Records:
* * *

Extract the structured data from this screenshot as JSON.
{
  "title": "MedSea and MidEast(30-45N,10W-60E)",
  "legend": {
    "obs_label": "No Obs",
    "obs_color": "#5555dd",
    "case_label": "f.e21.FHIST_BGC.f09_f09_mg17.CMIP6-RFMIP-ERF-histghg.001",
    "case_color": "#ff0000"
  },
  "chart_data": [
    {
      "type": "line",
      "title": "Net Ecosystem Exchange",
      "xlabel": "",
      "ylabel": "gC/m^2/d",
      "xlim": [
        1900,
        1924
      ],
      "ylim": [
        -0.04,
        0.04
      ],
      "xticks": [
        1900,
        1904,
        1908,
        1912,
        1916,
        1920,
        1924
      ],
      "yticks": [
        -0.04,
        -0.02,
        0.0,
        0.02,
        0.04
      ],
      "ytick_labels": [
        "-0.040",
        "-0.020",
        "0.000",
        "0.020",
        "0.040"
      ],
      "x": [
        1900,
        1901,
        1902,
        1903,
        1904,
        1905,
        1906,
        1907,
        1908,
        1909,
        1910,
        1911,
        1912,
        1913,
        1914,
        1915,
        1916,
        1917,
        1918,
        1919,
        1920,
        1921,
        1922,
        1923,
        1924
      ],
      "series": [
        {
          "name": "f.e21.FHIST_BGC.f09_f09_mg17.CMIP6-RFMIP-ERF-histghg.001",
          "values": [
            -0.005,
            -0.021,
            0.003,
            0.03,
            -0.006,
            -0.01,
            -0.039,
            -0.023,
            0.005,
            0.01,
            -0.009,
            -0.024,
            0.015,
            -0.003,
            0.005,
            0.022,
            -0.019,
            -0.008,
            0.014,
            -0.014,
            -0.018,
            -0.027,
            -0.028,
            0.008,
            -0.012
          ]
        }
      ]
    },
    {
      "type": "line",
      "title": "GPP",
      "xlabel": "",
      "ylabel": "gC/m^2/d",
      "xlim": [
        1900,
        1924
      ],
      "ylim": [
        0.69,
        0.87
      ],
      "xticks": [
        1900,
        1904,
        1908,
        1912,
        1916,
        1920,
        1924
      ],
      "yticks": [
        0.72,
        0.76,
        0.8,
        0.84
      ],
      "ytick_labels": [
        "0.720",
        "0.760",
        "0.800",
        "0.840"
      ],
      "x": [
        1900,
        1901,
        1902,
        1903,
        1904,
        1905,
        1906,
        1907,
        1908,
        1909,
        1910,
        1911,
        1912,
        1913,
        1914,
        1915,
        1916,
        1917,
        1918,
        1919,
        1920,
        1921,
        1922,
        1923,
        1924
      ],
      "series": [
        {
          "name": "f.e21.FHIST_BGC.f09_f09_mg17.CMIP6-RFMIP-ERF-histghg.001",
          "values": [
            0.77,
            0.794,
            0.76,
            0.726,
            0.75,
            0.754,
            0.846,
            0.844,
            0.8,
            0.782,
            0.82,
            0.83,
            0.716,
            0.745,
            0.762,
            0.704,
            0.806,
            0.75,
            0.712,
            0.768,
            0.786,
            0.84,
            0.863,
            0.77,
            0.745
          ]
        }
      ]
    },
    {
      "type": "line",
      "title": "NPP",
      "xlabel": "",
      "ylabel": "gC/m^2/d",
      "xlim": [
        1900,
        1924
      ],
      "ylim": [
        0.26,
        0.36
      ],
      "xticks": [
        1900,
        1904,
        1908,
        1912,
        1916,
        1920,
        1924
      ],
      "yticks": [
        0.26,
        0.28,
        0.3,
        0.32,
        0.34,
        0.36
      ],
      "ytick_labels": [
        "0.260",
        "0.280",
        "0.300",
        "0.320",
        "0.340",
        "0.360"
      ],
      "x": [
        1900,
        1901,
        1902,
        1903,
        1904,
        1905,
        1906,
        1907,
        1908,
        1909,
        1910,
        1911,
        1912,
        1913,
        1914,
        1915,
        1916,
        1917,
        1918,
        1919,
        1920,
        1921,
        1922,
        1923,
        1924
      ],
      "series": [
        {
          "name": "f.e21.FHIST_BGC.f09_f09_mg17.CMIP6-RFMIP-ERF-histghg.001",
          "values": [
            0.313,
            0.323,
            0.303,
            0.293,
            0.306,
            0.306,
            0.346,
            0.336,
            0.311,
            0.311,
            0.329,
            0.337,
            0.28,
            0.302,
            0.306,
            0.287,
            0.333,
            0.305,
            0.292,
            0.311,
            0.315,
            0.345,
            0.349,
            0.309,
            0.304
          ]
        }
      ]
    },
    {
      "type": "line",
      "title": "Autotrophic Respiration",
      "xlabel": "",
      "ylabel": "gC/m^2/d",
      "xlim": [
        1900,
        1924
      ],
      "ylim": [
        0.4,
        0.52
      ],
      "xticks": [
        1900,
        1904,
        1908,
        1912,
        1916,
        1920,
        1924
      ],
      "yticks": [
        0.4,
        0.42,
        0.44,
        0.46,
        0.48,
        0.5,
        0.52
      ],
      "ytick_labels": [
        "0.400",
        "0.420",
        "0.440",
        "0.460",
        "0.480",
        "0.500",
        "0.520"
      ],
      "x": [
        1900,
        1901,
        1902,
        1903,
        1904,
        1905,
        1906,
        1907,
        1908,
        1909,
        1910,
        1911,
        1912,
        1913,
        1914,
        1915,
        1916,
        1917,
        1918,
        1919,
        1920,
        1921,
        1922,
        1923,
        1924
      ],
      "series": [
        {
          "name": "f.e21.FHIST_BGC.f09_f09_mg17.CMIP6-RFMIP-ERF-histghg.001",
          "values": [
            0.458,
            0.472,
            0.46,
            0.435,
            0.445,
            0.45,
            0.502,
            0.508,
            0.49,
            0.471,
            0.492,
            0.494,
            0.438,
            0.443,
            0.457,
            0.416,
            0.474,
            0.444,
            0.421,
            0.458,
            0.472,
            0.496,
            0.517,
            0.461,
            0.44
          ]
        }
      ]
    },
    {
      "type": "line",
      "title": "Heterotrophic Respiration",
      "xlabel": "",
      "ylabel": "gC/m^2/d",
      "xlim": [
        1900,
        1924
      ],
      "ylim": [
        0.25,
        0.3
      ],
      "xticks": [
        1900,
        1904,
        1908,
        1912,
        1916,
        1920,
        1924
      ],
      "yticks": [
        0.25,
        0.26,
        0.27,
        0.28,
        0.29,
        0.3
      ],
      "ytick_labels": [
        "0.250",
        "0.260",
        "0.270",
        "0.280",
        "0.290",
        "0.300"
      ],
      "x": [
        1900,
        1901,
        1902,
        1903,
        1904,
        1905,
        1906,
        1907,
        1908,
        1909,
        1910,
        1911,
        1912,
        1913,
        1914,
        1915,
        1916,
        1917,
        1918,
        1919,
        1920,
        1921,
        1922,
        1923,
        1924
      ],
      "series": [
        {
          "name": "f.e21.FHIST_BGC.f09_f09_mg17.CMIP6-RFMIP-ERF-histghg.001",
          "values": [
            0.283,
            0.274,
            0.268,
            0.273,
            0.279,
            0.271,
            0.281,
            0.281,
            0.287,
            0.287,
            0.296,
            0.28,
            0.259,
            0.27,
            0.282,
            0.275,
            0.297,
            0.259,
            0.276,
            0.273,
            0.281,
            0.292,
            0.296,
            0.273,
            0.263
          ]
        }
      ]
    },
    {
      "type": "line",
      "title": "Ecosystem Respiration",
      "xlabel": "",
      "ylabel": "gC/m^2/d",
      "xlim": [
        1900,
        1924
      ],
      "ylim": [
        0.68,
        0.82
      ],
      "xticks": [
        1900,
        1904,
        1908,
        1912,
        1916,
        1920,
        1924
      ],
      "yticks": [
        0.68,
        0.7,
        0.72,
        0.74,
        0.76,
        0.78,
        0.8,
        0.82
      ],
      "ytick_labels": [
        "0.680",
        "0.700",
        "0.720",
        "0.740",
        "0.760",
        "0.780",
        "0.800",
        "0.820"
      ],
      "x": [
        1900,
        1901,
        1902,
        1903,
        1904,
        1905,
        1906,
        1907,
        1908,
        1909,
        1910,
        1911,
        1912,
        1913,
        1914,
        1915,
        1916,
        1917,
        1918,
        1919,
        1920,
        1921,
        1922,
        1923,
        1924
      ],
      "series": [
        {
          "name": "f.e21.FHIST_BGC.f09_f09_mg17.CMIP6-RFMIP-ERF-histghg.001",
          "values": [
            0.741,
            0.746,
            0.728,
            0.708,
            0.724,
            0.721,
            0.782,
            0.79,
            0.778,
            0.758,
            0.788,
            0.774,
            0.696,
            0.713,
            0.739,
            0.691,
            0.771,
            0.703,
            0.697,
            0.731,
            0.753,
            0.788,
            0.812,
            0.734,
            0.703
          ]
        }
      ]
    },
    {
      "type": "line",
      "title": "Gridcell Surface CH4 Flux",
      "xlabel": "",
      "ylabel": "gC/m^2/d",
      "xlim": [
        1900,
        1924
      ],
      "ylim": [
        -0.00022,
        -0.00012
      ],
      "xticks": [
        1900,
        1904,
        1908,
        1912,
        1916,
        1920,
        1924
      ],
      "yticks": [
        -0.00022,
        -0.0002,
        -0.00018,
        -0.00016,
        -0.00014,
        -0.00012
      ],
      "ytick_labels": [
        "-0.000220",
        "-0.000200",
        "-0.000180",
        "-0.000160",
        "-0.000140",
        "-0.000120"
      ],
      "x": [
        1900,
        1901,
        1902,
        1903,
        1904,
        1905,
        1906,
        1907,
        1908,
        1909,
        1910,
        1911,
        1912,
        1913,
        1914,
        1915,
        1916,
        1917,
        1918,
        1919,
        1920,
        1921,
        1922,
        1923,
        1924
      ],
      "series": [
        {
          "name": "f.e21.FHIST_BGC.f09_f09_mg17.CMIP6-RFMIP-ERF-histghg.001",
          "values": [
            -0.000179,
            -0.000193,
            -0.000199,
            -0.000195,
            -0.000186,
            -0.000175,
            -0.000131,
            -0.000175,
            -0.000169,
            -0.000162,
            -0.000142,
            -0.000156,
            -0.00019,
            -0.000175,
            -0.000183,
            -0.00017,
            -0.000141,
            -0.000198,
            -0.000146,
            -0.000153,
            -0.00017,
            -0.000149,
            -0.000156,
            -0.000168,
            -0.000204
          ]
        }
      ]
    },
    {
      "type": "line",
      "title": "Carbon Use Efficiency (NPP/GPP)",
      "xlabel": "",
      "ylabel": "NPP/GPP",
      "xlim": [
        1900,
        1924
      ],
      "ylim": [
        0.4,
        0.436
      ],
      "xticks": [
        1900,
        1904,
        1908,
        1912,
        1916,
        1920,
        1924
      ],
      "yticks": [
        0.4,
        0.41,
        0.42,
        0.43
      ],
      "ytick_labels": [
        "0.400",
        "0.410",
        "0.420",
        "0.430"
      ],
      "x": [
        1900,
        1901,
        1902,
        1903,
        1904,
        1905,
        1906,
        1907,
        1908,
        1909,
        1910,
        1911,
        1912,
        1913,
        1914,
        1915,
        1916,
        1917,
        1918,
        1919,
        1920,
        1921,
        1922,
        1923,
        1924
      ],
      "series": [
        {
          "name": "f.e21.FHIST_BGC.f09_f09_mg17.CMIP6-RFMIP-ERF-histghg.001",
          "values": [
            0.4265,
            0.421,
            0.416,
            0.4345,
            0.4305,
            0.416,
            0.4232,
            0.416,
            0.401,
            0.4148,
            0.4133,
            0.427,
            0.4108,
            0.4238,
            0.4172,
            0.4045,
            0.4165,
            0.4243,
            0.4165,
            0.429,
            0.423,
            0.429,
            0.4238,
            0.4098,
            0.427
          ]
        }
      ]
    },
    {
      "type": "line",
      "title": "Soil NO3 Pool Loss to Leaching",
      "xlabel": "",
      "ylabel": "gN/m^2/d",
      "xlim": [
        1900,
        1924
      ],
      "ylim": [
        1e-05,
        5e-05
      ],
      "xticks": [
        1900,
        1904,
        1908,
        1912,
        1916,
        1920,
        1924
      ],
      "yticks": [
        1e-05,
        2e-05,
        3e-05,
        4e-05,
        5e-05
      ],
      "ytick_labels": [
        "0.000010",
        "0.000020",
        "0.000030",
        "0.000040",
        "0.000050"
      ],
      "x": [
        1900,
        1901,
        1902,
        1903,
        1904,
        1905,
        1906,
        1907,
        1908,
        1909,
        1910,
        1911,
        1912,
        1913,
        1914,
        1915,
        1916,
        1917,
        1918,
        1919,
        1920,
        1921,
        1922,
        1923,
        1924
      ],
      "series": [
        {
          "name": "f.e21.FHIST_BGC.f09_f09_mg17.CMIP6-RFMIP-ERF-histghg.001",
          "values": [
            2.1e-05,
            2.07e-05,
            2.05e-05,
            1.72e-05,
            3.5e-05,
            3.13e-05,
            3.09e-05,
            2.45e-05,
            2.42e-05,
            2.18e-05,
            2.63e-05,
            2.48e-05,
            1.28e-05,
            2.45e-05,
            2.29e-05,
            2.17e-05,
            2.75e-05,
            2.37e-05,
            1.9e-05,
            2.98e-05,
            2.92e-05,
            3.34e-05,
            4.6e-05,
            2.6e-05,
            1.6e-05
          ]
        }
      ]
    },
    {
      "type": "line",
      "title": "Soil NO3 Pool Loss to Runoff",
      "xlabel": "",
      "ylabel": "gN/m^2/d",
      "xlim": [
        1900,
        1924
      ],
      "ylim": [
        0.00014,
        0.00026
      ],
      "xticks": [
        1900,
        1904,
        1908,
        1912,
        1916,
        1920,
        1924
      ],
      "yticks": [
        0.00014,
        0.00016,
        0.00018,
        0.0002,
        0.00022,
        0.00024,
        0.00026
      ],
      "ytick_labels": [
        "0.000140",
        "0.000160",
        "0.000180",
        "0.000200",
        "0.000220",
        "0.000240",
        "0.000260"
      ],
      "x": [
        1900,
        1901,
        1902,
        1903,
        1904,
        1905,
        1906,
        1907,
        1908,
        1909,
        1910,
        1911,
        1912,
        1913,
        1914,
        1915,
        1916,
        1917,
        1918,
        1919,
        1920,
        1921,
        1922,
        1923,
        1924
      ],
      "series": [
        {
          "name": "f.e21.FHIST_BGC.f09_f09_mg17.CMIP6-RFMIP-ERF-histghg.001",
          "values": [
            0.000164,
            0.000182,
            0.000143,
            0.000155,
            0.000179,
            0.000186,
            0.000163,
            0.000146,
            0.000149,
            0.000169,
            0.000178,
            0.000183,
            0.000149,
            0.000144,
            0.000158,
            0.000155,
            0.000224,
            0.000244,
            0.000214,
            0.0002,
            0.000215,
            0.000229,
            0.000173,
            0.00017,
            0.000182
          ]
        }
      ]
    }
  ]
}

* * *

**Written request:** Looking at the records above, work out how many lines include the word "Loss", then give that number by itself.

**The answer:** 2